● **Task prompt**:
Pull every line from the entries below and copy each one character for character, changing nothing.

○ ○ ○ ○

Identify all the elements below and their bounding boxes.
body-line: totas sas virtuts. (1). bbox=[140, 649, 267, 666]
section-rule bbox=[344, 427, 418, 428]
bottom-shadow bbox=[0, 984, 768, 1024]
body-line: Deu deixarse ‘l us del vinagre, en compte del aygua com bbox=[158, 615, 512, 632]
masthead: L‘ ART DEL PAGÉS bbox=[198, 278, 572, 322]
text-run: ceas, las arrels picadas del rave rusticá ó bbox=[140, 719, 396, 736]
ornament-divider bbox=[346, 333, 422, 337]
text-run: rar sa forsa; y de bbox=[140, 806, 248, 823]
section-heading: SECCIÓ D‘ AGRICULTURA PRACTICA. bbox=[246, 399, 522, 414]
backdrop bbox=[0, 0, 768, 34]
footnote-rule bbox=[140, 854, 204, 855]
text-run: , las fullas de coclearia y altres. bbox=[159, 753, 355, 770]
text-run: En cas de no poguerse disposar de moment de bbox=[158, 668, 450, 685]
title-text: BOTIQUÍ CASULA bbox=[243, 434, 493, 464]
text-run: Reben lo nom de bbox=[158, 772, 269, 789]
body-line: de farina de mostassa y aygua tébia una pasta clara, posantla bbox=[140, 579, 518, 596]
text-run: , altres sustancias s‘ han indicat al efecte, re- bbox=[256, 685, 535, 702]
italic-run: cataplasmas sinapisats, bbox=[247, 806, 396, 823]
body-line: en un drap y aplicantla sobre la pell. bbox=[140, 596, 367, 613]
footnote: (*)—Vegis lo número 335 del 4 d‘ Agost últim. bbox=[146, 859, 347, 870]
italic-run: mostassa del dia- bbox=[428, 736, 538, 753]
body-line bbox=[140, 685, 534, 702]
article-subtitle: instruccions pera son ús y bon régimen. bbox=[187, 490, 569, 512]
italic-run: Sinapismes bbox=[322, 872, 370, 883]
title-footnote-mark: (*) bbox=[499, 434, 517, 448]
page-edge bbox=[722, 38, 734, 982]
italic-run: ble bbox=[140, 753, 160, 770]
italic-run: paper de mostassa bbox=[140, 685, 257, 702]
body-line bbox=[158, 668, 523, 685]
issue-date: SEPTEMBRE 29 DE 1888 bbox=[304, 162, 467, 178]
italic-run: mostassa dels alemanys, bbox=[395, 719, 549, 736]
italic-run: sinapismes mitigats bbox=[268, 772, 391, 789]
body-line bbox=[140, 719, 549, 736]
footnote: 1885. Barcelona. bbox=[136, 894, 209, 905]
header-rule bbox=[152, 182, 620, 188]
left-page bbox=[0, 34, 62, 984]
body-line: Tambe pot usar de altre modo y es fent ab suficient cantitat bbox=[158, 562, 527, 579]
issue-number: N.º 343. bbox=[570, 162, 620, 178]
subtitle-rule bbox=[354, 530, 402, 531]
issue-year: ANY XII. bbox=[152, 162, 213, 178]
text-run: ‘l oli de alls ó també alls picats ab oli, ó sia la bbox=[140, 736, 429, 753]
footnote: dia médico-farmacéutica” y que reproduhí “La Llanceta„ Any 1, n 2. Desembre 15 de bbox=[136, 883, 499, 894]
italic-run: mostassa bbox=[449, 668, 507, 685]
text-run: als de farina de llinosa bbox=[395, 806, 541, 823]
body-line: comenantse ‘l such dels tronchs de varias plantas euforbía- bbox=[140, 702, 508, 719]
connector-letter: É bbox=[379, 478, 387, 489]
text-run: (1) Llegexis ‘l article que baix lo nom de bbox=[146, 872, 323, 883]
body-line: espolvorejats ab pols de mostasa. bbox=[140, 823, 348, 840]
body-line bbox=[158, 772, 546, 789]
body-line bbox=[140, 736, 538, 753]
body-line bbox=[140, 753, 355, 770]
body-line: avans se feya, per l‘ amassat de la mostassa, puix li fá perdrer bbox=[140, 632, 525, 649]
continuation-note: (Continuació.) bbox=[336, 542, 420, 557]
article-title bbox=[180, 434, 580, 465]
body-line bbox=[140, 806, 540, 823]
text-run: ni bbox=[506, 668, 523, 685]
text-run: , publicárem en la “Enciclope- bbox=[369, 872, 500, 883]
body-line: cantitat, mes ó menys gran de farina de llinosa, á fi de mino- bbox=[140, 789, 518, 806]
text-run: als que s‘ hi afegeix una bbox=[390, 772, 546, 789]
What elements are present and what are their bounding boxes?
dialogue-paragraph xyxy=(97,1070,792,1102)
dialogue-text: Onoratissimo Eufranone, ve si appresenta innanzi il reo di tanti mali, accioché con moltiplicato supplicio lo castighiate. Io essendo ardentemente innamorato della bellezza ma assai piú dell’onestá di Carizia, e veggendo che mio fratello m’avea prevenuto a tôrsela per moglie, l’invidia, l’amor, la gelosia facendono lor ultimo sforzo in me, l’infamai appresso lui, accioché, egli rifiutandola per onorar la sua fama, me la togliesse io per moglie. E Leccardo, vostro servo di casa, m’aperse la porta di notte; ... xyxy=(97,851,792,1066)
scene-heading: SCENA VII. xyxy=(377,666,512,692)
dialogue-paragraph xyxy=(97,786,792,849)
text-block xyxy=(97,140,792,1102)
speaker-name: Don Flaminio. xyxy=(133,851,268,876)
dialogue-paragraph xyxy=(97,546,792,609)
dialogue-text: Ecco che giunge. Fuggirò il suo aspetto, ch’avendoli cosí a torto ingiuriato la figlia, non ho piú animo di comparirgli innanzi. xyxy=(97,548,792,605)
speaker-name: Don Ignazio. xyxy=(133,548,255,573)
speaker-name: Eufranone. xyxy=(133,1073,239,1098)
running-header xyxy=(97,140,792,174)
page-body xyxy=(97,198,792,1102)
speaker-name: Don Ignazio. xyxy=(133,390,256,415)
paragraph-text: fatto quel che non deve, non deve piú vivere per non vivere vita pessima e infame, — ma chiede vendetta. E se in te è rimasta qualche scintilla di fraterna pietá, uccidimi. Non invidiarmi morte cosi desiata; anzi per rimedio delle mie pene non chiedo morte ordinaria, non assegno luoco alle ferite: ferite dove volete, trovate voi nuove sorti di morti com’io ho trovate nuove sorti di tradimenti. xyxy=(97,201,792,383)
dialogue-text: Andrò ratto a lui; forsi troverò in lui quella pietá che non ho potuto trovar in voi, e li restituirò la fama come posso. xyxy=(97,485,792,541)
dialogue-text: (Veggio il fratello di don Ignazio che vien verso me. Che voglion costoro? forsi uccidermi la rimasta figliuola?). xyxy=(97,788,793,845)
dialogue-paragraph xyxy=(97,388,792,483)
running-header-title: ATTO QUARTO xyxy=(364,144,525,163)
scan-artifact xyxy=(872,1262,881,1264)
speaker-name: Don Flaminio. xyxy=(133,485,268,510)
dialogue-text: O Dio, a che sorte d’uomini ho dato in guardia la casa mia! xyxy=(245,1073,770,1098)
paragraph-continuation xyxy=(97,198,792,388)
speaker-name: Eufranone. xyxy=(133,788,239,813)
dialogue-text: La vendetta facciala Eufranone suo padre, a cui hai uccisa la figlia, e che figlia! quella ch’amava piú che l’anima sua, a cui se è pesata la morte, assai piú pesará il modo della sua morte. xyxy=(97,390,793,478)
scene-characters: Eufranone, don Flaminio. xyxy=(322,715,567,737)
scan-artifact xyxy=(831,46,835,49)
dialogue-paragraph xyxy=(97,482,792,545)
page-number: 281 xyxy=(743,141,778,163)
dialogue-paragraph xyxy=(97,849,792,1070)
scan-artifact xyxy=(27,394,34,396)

○ ○ ○ ○

● **The result**:
Identify all the elements below and their bounding boxes.
body-line: totas sas virtuts. (1). bbox=[140, 649, 267, 666]
section-rule bbox=[344, 427, 418, 428]
bottom-shadow bbox=[0, 984, 768, 1024]
body-line: Deu deixarse ‘l us del vinagre, en compte del aygua com bbox=[158, 615, 512, 632]
masthead: L‘ ART DEL PAGÉS bbox=[198, 278, 572, 322]
text-run: ceas, las arrels picadas del rave rusticá ó bbox=[140, 719, 396, 736]
ornament-divider bbox=[346, 333, 422, 337]
text-run: rar sa forsa; y de bbox=[140, 806, 248, 823]
section-heading: SECCIÓ D‘ AGRICULTURA PRACTICA. bbox=[246, 399, 522, 414]
backdrop bbox=[0, 0, 768, 34]
footnote-rule bbox=[140, 854, 204, 855]
text-run: , las fullas de coclearia y altres. bbox=[159, 753, 355, 770]
text-run: En cas de no poguerse disposar de moment de bbox=[158, 668, 450, 685]
title-text: BOTIQUÍ CASULA bbox=[243, 434, 493, 464]
text-run: Reben lo nom de bbox=[158, 772, 269, 789]
body-line: de farina de mostassa y aygua tébia una pasta clara, posantla bbox=[140, 579, 518, 596]
text-run: , altres sustancias s‘ han indicat al efecte, re- bbox=[256, 685, 535, 702]
italic-run: cataplasmas sinapisats, bbox=[247, 806, 396, 823]
body-line: en un drap y aplicantla sobre la pell. bbox=[140, 596, 367, 613]
footnote: (*)—Vegis lo número 335 del 4 d‘ Agost últim. bbox=[146, 859, 347, 870]
italic-run: mostassa del dia- bbox=[428, 736, 538, 753]
body-line bbox=[140, 685, 534, 702]
article-subtitle: instruccions pera son ús y bon régimen. bbox=[187, 490, 569, 512]
italic-run: Sinapismes bbox=[322, 872, 370, 883]
title-footnote-mark: (*) bbox=[499, 434, 517, 448]
page-edge bbox=[722, 38, 734, 982]
italic-run: ble bbox=[140, 753, 160, 770]
italic-run: paper de mostassa bbox=[140, 685, 257, 702]
body-line bbox=[158, 668, 523, 685]
issue-date: SEPTEMBRE 29 DE 1888 bbox=[304, 162, 467, 178]
italic-run: mostassa dels alemanys, bbox=[395, 719, 549, 736]
italic-run: sinapismes mitigats bbox=[268, 772, 391, 789]
body-line bbox=[140, 719, 549, 736]
footnote: 1885. Barcelona. bbox=[136, 894, 209, 905]
header-rule bbox=[152, 182, 620, 188]
left-page bbox=[0, 34, 62, 984]
body-line: Tambe pot usar de altre modo y es fent ab suficient cantitat bbox=[158, 562, 527, 579]
issue-number: N.º 343. bbox=[570, 162, 620, 178]
subtitle-rule bbox=[354, 530, 402, 531]
issue-year: ANY XII. bbox=[152, 162, 213, 178]
text-run: ‘l oli de alls ó també alls picats ab oli, ó sia la bbox=[140, 736, 429, 753]
footnote: dia médico-farmacéutica” y que reproduhí “La Llanceta„ Any 1, n 2. Desembre 15 de bbox=[136, 883, 499, 894]
italic-run: mostassa bbox=[449, 668, 507, 685]
text-run: als de farina de llinosa bbox=[395, 806, 541, 823]
body-line: comenantse ‘l such dels tronchs de varias plantas euforbía- bbox=[140, 702, 508, 719]
connector-letter: É bbox=[379, 478, 387, 489]
text-run: (1) Llegexis ‘l article que baix lo nom de bbox=[146, 872, 323, 883]
body-line: espolvorejats ab pols de mostasa. bbox=[140, 823, 348, 840]
body-line bbox=[158, 772, 546, 789]
body-line bbox=[140, 736, 538, 753]
body-line bbox=[140, 753, 355, 770]
body-line: avans se feya, per l‘ amassat de la mostassa, puix li fá perdrer bbox=[140, 632, 525, 649]
continuation-note: (Continuació.) bbox=[336, 542, 420, 557]
article-title bbox=[180, 434, 580, 465]
body-line bbox=[140, 806, 540, 823]
text-run: ni bbox=[506, 668, 523, 685]
text-run: , publicárem en la “Enciclope- bbox=[369, 872, 500, 883]
body-line: cantitat, mes ó menys gran de farina de llinosa, á fi de mino- bbox=[140, 789, 518, 806]
text-run: als que s‘ hi afegeix una bbox=[390, 772, 546, 789]
What elements are present and what are their bounding boxes?
dialogue-paragraph xyxy=(97,1070,792,1102)
dialogue-text: Onoratissimo Eufranone, ve si appresenta innanzi il reo di tanti mali, accioché con moltiplicato supplicio lo castighiate. Io essendo ardentemente innamorato della bellezza ma assai piú dell’onestá di Carizia, e veggendo che mio fratello m’avea prevenuto a tôrsela per moglie, l’invidia, l’amor, la gelosia facendono lor ultimo sforzo in me, l’infamai appresso lui, accioché, egli rifiutandola per onorar la sua fama, me la togliesse io per moglie. E Leccardo, vostro servo di casa, m’aperse la porta di notte; ... xyxy=(97,851,792,1066)
scene-heading: SCENA VII. xyxy=(377,666,512,692)
dialogue-paragraph xyxy=(97,786,792,849)
text-block xyxy=(97,140,792,1102)
speaker-name: Don Flaminio. xyxy=(133,851,268,876)
dialogue-paragraph xyxy=(97,546,792,609)
dialogue-text: Ecco che giunge. Fuggirò il suo aspetto, ch’avendoli cosí a torto ingiuriato la figlia, non ho piú animo di comparirgli innanzi. xyxy=(97,548,792,605)
speaker-name: Don Ignazio. xyxy=(133,548,255,573)
speaker-name: Eufranone. xyxy=(133,1073,239,1098)
running-header xyxy=(97,140,792,174)
page-body xyxy=(97,198,792,1102)
speaker-name: Don Ignazio. xyxy=(133,390,256,415)
paragraph-text: fatto quel che non deve, non deve piú vivere per non vivere vita pessima e infame, — ma chiede vendetta. E se in te è rimasta qualche scintilla di fraterna pietá, uccidimi. Non invidiarmi morte cosi desiata; anzi per rimedio delle mie pene non chiedo morte ordinaria, non assegno luoco alle ferite: ferite dove volete, trovate voi nuove sorti di morti com’io ho trovate nuove sorti di tradimenti. xyxy=(97,201,792,383)
dialogue-text: Andrò ratto a lui; forsi troverò in lui quella pietá che non ho potuto trovar in voi, e li restituirò la fama come posso. xyxy=(97,485,792,541)
dialogue-text: (Veggio il fratello di don Ignazio che vien verso me. Che voglion costoro? forsi uccidermi la rimasta figliuola?). xyxy=(97,788,793,845)
dialogue-paragraph xyxy=(97,388,792,483)
running-header-title: ATTO QUARTO xyxy=(364,144,525,163)
scan-artifact xyxy=(872,1262,881,1264)
speaker-name: Don Flaminio. xyxy=(133,485,268,510)
dialogue-text: O Dio, a che sorte d’uomini ho dato in guardia la casa mia! xyxy=(245,1073,770,1098)
paragraph-continuation xyxy=(97,198,792,388)
speaker-name: Eufranone. xyxy=(133,788,239,813)
dialogue-text: La vendetta facciala Eufranone suo padre, a cui hai uccisa la figlia, e che figlia! quella ch’amava piú che l’anima sua, a cui se è pesata la morte, assai piú pesará il modo della sua morte. xyxy=(97,390,793,478)
scene-characters: Eufranone, don Flaminio. xyxy=(322,715,567,737)
scan-artifact xyxy=(831,46,835,49)
dialogue-paragraph xyxy=(97,482,792,545)
page-number: 281 xyxy=(743,141,778,163)
dialogue-paragraph xyxy=(97,849,792,1070)
scan-artifact xyxy=(27,394,34,396)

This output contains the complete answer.